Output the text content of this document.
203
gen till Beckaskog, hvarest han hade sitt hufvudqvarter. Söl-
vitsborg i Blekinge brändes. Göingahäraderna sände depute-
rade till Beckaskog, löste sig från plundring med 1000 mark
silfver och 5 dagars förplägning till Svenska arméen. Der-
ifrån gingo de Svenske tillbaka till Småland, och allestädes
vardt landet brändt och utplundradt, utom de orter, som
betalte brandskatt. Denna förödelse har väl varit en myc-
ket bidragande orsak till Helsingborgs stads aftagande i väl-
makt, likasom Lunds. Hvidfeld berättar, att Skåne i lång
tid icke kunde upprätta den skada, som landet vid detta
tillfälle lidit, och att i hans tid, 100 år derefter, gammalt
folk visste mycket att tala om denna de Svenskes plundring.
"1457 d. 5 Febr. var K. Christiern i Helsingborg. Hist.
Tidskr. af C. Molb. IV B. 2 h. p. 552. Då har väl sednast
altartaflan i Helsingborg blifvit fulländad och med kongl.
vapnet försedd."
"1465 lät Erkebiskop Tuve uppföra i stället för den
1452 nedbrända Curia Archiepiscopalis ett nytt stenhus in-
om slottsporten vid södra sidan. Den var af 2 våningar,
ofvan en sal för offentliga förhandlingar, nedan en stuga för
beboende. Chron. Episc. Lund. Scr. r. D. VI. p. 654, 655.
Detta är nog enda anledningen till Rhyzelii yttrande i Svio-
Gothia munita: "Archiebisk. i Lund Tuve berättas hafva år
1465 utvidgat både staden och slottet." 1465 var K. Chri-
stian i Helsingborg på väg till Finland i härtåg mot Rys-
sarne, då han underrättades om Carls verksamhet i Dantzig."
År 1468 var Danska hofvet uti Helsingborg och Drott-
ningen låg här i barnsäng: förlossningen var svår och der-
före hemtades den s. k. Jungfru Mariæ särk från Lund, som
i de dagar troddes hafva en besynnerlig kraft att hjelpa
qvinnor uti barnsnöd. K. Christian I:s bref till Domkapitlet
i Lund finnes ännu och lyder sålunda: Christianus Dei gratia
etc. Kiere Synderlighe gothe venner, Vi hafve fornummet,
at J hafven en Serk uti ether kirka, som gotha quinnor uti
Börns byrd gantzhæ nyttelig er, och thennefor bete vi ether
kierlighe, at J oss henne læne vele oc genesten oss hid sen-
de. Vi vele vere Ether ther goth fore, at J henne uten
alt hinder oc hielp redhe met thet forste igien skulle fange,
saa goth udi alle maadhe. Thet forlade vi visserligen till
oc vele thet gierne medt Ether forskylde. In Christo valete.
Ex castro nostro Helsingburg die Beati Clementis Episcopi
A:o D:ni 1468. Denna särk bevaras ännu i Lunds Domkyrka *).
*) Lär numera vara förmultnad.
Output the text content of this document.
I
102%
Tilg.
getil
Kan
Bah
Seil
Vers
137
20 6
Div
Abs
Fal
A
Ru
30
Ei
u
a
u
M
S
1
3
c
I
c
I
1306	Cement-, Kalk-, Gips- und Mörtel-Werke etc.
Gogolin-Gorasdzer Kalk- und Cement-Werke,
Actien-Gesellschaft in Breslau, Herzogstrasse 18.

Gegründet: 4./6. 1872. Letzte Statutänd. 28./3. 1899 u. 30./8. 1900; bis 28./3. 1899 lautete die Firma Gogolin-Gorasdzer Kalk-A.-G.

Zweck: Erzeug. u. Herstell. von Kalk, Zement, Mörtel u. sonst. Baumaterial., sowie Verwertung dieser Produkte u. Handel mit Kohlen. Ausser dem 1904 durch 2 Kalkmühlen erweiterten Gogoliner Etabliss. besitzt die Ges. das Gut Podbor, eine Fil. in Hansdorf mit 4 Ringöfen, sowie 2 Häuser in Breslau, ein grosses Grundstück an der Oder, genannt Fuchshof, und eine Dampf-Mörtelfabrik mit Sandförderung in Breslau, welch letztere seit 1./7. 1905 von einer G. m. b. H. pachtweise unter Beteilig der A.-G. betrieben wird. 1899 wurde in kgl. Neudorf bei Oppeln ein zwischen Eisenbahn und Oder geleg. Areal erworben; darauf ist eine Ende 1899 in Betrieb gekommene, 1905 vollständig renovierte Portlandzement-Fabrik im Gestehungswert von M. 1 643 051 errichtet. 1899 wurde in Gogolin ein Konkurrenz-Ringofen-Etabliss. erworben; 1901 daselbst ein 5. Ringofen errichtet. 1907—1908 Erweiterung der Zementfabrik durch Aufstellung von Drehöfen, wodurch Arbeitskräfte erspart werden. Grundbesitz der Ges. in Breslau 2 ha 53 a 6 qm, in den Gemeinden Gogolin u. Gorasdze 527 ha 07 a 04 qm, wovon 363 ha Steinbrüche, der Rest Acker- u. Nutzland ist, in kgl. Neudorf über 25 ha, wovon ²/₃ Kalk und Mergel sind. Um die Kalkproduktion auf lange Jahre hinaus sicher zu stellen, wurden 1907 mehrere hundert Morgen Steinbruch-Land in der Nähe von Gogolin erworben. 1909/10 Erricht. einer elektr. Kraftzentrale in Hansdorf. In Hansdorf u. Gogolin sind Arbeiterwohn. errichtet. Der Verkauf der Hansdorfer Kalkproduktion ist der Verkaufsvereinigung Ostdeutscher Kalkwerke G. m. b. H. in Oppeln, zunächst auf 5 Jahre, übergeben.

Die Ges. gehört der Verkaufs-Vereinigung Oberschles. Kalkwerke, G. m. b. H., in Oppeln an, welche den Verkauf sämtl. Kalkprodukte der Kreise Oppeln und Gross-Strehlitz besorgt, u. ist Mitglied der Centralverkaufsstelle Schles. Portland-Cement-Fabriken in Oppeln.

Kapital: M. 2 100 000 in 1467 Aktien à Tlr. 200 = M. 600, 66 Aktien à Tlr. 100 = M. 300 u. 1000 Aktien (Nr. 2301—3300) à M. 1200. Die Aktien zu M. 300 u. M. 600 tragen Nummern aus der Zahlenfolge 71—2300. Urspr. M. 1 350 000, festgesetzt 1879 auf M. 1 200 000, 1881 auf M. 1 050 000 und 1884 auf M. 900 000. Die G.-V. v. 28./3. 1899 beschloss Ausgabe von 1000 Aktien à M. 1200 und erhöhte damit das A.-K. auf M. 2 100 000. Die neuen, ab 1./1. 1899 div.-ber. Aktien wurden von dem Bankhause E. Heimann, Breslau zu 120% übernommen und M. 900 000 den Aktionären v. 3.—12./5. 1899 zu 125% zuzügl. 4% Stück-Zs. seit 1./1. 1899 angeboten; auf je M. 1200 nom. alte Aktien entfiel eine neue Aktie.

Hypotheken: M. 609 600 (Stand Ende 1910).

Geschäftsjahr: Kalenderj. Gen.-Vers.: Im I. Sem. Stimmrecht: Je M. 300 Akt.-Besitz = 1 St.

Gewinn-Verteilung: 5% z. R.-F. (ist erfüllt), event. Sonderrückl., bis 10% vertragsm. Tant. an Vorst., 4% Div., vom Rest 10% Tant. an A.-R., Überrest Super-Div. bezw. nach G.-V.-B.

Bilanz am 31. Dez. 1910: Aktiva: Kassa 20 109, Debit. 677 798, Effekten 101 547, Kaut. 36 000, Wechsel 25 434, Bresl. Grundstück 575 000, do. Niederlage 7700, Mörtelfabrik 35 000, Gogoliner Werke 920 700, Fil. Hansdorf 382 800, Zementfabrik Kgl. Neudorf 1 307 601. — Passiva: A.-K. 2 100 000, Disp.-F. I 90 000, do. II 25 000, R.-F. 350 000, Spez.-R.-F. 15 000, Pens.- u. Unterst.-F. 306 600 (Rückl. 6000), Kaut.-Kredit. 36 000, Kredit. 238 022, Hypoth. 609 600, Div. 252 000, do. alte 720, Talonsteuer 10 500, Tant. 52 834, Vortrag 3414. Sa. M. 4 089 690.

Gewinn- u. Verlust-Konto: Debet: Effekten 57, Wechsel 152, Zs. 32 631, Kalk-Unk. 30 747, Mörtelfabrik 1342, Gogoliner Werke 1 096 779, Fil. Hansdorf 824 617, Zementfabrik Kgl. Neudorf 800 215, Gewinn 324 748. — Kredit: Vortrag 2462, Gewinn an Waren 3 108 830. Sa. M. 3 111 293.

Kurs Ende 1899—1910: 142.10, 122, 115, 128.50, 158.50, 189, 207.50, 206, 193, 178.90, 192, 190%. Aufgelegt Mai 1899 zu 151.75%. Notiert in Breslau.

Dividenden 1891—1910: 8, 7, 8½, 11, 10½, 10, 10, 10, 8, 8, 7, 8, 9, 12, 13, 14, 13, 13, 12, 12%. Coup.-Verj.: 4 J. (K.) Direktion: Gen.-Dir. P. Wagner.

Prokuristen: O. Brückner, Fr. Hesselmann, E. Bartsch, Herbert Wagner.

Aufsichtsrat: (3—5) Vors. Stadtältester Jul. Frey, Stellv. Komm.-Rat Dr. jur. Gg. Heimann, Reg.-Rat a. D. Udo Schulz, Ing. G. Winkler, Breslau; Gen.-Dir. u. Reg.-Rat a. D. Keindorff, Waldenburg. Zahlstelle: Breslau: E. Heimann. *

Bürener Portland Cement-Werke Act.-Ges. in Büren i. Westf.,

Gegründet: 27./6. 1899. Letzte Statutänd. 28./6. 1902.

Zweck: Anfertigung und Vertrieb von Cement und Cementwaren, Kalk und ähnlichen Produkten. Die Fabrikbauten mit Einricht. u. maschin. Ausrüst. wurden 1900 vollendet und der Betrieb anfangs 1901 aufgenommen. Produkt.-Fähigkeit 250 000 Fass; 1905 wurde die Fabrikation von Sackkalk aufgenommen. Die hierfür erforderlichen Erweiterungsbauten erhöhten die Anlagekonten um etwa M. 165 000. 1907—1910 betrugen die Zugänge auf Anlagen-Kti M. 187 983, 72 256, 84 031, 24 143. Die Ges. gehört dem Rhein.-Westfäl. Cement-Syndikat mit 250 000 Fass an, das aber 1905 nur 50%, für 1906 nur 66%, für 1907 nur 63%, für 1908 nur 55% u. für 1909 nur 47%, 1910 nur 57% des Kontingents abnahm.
|---|
_What is expected_
Scan the records above, then copy out each line that mentions "Lunds".

_Reply_
makt, likasom Lunds. Hvidfeld berättar, att Skåne i lång
A:o D:ni 1468. Denna särk bevaras ännu i Lunds Domkyrka *).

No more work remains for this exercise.